Where a line below holds the string "text", copy that line.
——
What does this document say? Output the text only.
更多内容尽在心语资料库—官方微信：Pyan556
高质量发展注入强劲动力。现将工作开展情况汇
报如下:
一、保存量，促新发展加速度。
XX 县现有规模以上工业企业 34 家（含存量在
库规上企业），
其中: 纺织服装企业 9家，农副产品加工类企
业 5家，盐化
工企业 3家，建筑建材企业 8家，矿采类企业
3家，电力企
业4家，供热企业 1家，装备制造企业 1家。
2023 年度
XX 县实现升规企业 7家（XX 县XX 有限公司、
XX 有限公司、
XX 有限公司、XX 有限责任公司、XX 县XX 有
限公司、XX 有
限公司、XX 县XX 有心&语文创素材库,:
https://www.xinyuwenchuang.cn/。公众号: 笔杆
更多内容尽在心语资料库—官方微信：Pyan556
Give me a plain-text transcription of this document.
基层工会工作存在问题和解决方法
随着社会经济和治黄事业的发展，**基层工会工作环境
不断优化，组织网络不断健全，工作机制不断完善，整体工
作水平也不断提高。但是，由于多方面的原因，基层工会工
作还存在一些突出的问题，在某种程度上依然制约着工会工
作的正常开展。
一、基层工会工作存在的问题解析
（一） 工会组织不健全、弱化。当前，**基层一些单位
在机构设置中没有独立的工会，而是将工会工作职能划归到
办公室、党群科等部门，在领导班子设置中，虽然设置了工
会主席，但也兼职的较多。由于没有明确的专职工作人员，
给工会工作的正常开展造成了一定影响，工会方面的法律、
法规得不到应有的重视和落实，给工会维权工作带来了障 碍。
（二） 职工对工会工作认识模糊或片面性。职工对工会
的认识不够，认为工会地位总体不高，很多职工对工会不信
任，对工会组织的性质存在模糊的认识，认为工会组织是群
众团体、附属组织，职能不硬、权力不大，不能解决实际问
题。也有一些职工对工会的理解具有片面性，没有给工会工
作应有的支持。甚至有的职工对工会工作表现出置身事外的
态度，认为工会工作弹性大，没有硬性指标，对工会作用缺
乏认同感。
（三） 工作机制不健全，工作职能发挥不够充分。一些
——
* **Exercise answer**:
What does this document say? Output the text only.
Give me a plain-text transcription of this document.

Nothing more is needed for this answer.